> Stated exercise
Each record needs to be echoed exactly; can you do that?

Records from a data source
-------------------------
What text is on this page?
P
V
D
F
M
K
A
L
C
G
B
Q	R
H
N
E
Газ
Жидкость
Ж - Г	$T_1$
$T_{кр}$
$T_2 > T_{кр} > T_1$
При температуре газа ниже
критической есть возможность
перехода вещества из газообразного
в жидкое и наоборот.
-------------------------
> Correct result
What text is on this page?
P
V
D
F
M
K
A
L
C
G
B
Q	R
H
N
E
Газ
Жидкость
Ж - Г	$T_1$
$T_{кр}$
$T_2 > T_{кр} > T_1$
При температуре газа ниже
критической есть возможность
перехода вещества из газообразного
в жидкое и наоборот.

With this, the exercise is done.